▶ 課題の目標: 読解文によると、Will Fridgeの今年の追加モデルの容量は何リットルですか。

▶ 読解文:
::::::

ところで、そうは言ってもさすがにGEの大型なんてな〜、と思われる方も多いと思う。一人暮らしとか家族が少ない場合は当然そう思うよね。で、ここでもうひとつデザインのいい冷蔵庫をご紹介しておきましょう。多分ご覧になったことがある方も多いでしょうけど、Will Fridge(ウィル・フリッジ)がそれ。これは一人暮らしのワン・ルームなどに置いてあると結構カッコいいかもしれない。蛇足だけど、冷蔵庫は英語でrefrigerator(大体の読みは「リフリージャレイター」だか、このままカタカナ読みするとみっともないかも...)、長くて言いにくい単語なので日常では縮めてフリッジと呼ばれることが多いみたい。ウィルのヤツは、もしワン・ルームとかに住んでたら、あやぼーも欲しいって感じだね。写真左の女のコと一緒に写ってるのが今年の追加モデル(162リットルタイプ)で、部屋の写真の方は昨年からのモデル(260リットルタイプ)。取っ手のデザインが、今年のは楕円になって高さも少し高くなったのかな? でも容量は昨年からのものの方が大きいようです。

::::::

▶ データ抜粋:
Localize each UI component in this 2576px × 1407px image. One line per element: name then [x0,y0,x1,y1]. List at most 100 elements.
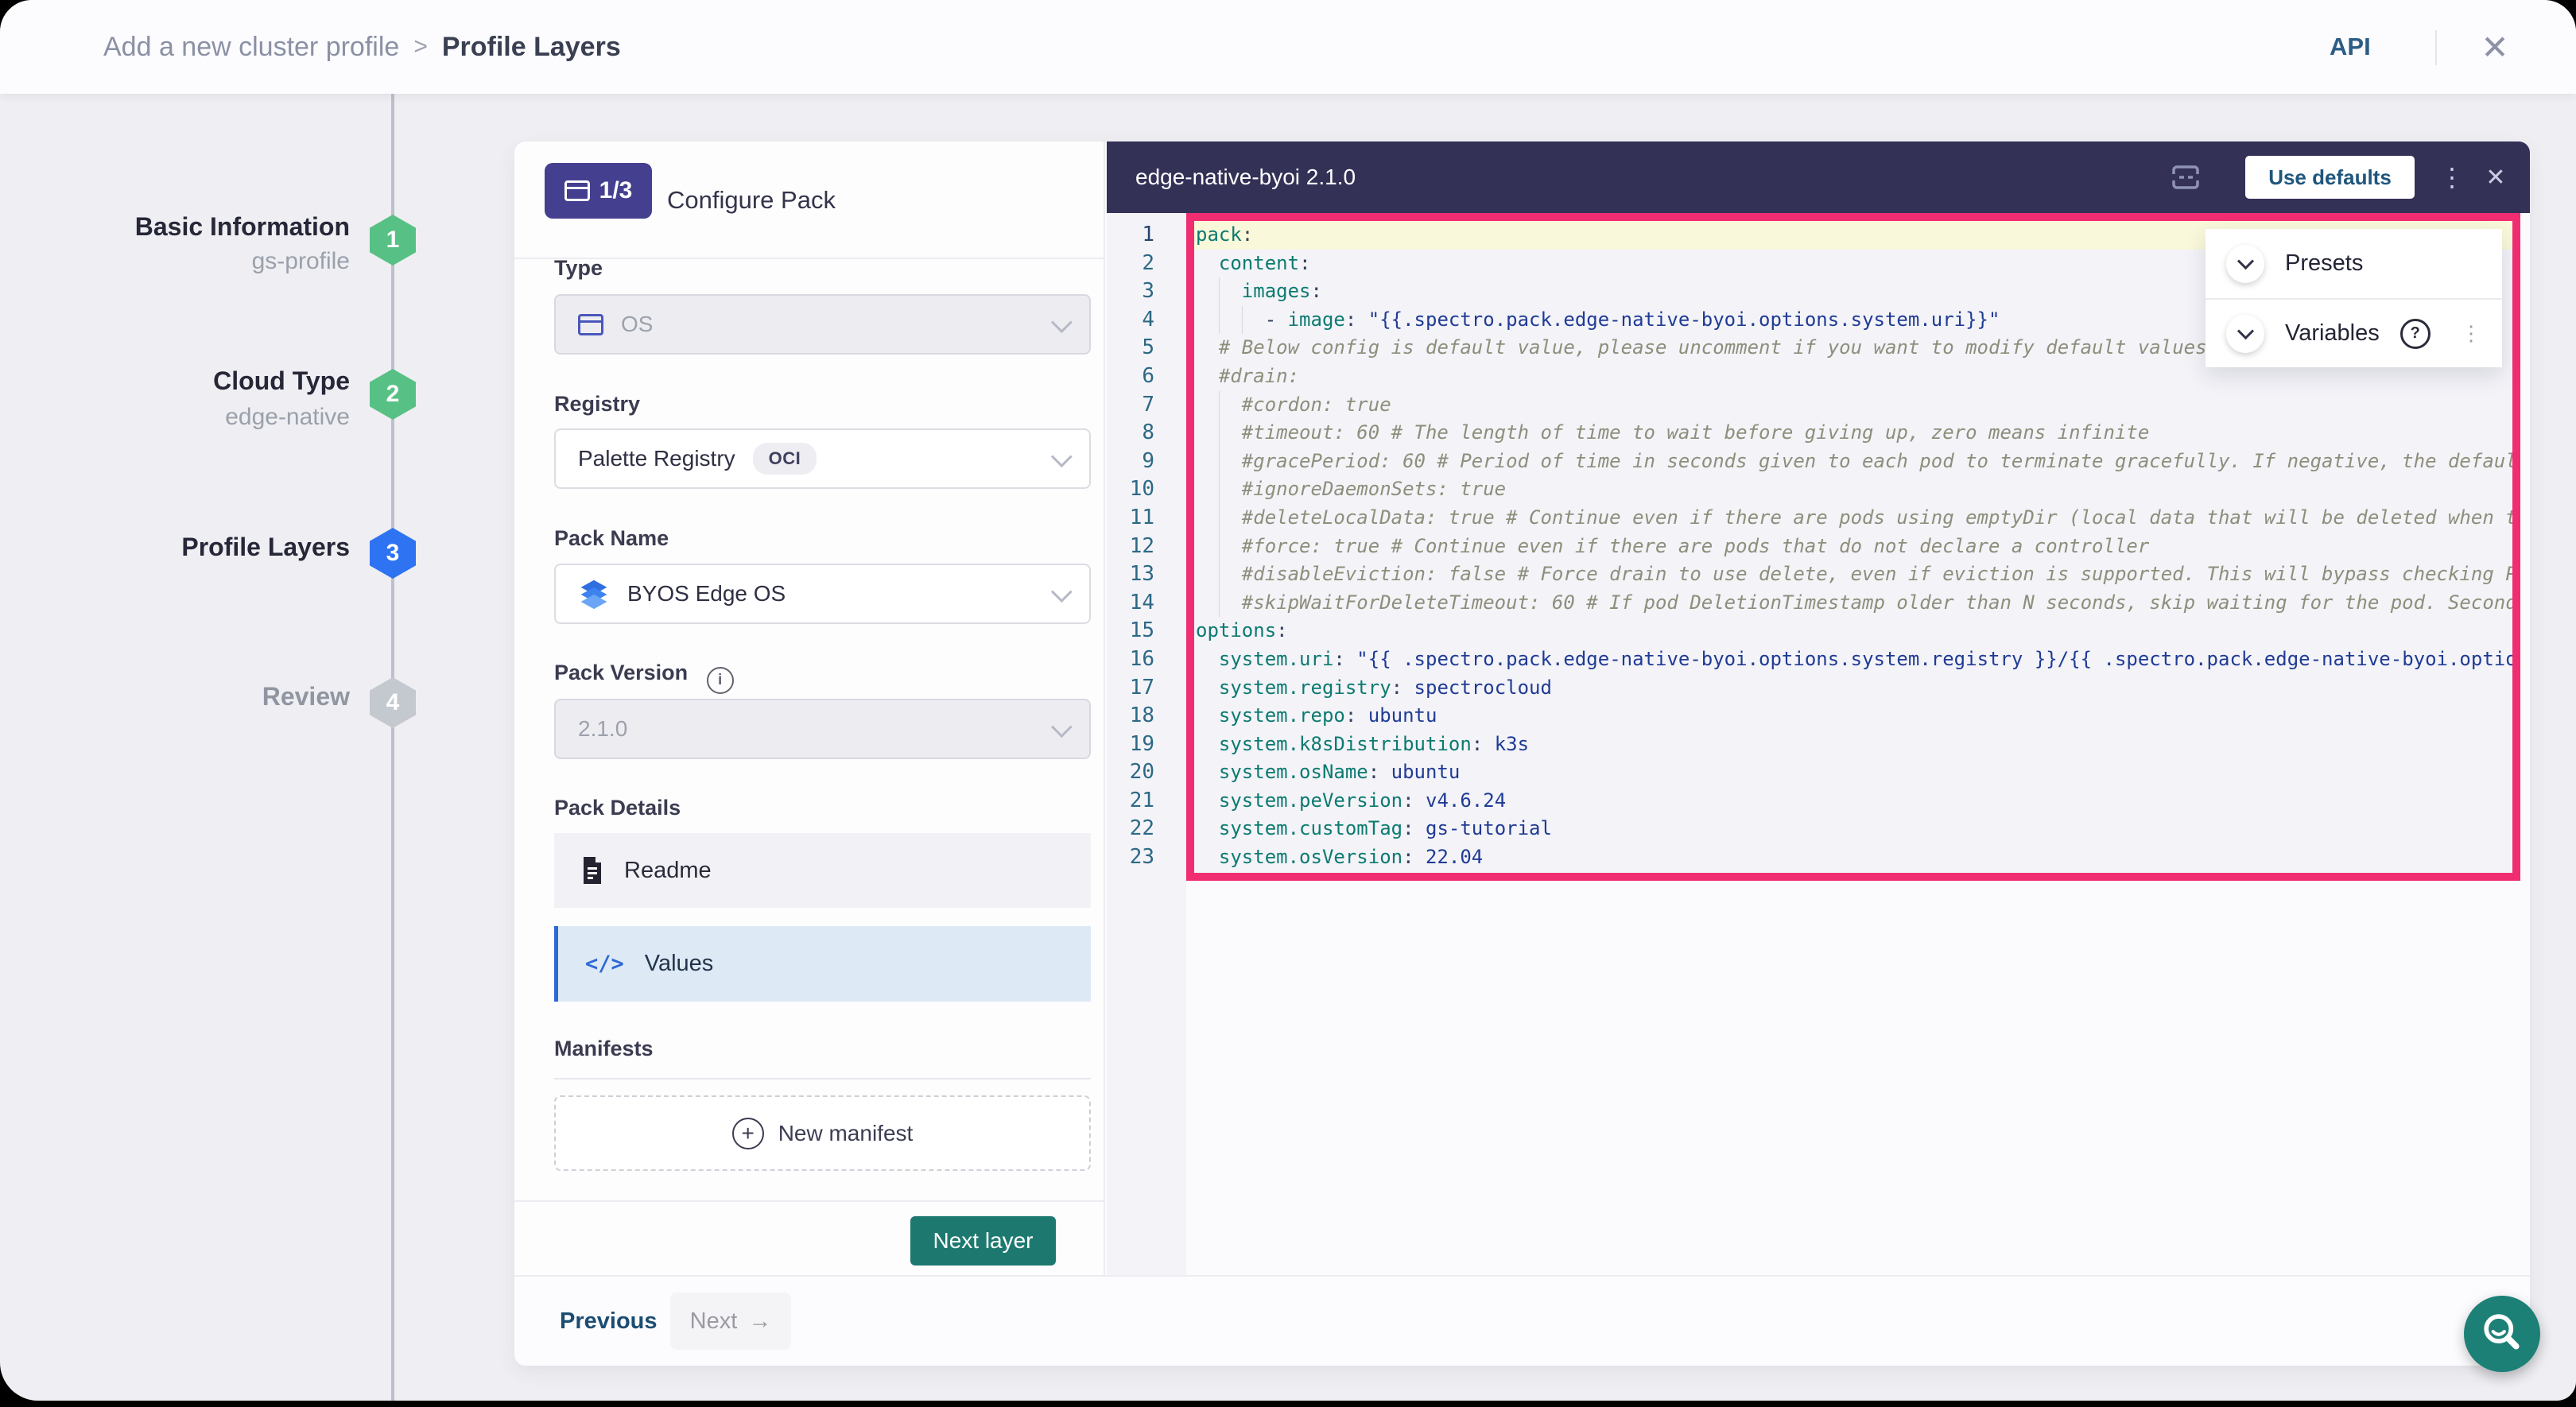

::::::

▶ この課題の解答: 162リットルです。